[Opening Data for processing section]
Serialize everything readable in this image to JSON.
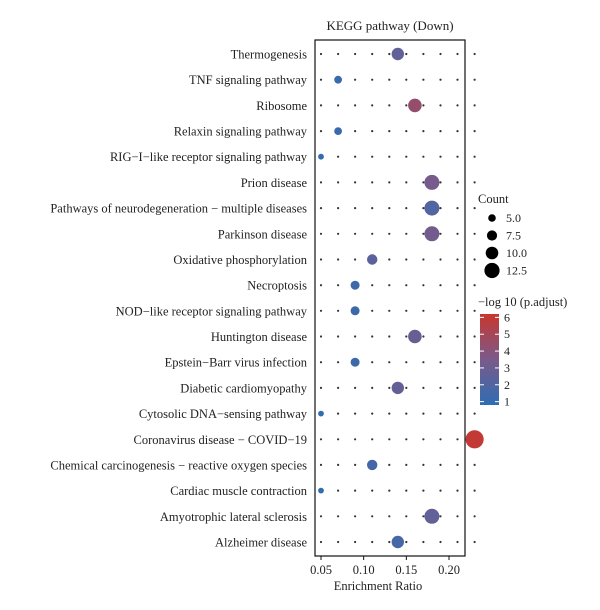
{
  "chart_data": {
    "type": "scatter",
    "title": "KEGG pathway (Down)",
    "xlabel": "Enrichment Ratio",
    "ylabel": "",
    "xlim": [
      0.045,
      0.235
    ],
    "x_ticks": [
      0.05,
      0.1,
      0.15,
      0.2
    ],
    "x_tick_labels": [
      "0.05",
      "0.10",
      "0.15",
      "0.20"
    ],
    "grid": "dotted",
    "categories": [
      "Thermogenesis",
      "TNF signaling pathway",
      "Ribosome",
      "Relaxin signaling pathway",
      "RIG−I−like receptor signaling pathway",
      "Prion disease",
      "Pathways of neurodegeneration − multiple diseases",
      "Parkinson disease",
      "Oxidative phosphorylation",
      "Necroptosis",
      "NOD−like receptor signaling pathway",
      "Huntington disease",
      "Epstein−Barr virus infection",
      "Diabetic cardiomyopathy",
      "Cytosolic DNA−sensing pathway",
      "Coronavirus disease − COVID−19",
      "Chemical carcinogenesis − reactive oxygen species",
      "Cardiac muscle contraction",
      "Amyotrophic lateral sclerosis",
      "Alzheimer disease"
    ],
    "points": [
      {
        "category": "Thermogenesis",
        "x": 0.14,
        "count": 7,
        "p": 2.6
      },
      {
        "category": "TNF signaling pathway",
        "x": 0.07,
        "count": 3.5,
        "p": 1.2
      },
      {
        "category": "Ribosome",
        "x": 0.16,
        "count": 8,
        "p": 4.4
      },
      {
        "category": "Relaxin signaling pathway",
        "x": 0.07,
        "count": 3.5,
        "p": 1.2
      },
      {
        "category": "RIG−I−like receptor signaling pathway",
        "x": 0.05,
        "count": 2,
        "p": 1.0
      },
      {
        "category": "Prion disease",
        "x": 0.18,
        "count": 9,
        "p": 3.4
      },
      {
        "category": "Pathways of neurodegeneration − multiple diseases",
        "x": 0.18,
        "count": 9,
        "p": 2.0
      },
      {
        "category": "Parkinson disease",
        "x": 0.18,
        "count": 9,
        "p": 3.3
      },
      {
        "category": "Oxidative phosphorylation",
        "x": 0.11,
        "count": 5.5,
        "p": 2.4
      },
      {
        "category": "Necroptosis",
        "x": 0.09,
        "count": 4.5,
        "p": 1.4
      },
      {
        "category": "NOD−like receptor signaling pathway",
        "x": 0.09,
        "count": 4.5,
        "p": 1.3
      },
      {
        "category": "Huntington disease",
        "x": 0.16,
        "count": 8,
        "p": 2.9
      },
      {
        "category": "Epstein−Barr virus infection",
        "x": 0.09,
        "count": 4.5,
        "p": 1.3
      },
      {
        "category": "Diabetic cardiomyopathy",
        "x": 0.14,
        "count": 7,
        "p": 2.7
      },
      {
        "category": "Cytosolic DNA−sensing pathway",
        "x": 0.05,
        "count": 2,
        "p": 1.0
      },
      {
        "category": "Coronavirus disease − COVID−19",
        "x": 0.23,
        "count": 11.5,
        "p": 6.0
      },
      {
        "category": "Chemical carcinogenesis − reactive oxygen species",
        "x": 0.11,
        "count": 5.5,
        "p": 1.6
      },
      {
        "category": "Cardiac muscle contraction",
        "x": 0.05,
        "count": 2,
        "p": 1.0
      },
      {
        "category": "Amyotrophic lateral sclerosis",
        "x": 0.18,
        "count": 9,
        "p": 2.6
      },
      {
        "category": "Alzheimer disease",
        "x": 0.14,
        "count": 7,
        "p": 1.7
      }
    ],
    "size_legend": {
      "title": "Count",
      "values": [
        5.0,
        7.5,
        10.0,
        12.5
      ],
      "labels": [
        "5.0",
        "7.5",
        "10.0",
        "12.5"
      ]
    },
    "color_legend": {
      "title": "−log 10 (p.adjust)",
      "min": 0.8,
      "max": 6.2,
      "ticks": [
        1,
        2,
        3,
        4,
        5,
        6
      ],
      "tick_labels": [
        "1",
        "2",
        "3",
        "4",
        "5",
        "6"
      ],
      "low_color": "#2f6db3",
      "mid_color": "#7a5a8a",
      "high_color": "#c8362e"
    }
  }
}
[Closing Data for processing section]
Exercise details: Everything in the data except the pictures must be transcribed exactly.

Task response:
Serialize everything readable in this image to JSON.
{
  "chart_data": {
    "type": "scatter",
    "title": "KEGG pathway (Down)",
    "xlabel": "Enrichment Ratio",
    "ylabel": "",
    "xlim": [
      0.045,
      0.235
    ],
    "x_ticks": [
      0.05,
      0.1,
      0.15,
      0.2
    ],
    "x_tick_labels": [
      "0.05",
      "0.10",
      "0.15",
      "0.20"
    ],
    "grid": "dotted",
    "categories": [
      "Thermogenesis",
      "TNF signaling pathway",
      "Ribosome",
      "Relaxin signaling pathway",
      "RIG−I−like receptor signaling pathway",
      "Prion disease",
      "Pathways of neurodegeneration − multiple diseases",
      "Parkinson disease",
      "Oxidative phosphorylation",
      "Necroptosis",
      "NOD−like receptor signaling pathway",
      "Huntington disease",
      "Epstein−Barr virus infection",
      "Diabetic cardiomyopathy",
      "Cytosolic DNA−sensing pathway",
      "Coronavirus disease − COVID−19",
      "Chemical carcinogenesis − reactive oxygen species",
      "Cardiac muscle contraction",
      "Amyotrophic lateral sclerosis",
      "Alzheimer disease"
    ],
    "points": [
      {
        "category": "Thermogenesis",
        "x": 0.14,
        "count": 7,
        "p": 2.6
      },
      {
        "category": "TNF signaling pathway",
        "x": 0.07,
        "count": 3.5,
        "p": 1.2
      },
      {
        "category": "Ribosome",
        "x": 0.16,
        "count": 8,
        "p": 4.4
      },
      {
        "category": "Relaxin signaling pathway",
        "x": 0.07,
        "count": 3.5,
        "p": 1.2
      },
      {
        "category": "RIG−I−like receptor signaling pathway",
        "x": 0.05,
        "count": 2,
        "p": 1.0
      },
      {
        "category": "Prion disease",
        "x": 0.18,
        "count": 9,
        "p": 3.4
      },
      {
        "category": "Pathways of neurodegeneration − multiple diseases",
        "x": 0.18,
        "count": 9,
        "p": 2.0
      },
      {
        "category": "Parkinson disease",
        "x": 0.18,
        "count": 9,
        "p": 3.3
      },
      {
        "category": "Oxidative phosphorylation",
        "x": 0.11,
        "count": 5.5,
        "p": 2.4
      },
      {
        "category": "Necroptosis",
        "x": 0.09,
        "count": 4.5,
        "p": 1.4
      },
      {
        "category": "NOD−like receptor signaling pathway",
        "x": 0.09,
        "count": 4.5,
        "p": 1.3
      },
      {
        "category": "Huntington disease",
        "x": 0.16,
        "count": 8,
        "p": 2.9
      },
      {
        "category": "Epstein−Barr virus infection",
        "x": 0.09,
        "count": 4.5,
        "p": 1.3
      },
      {
        "category": "Diabetic cardiomyopathy",
        "x": 0.14,
        "count": 7,
        "p": 2.7
      },
      {
        "category": "Cytosolic DNA−sensing pathway",
        "x": 0.05,
        "count": 2,
        "p": 1.0
      },
      {
        "category": "Coronavirus disease − COVID−19",
        "x": 0.23,
        "count": 11.5,
        "p": 6.0
      },
      {
        "category": "Chemical carcinogenesis − reactive oxygen species",
        "x": 0.11,
        "count": 5.5,
        "p": 1.6
      },
      {
        "category": "Cardiac muscle contraction",
        "x": 0.05,
        "count": 2,
        "p": 1.0
      },
      {
        "category": "Amyotrophic lateral sclerosis",
        "x": 0.18,
        "count": 9,
        "p": 2.6
      },
      {
        "category": "Alzheimer disease",
        "x": 0.14,
        "count": 7,
        "p": 1.7
      }
    ],
    "size_legend": {
      "title": "Count",
      "values": [
        5.0,
        7.5,
        10.0,
        12.5
      ],
      "labels": [
        "5.0",
        "7.5",
        "10.0",
        "12.5"
      ]
    },
    "color_legend": {
      "title": "−log 10 (p.adjust)",
      "min": 0.8,
      "max": 6.2,
      "ticks": [
        1,
        2,
        3,
        4,
        5,
        6
      ],
      "tick_labels": [
        "1",
        "2",
        "3",
        "4",
        "5",
        "6"
      ],
      "low_color": "#2f6db3",
      "mid_color": "#7a5a8a",
      "high_color": "#c8362e"
    }
  }
}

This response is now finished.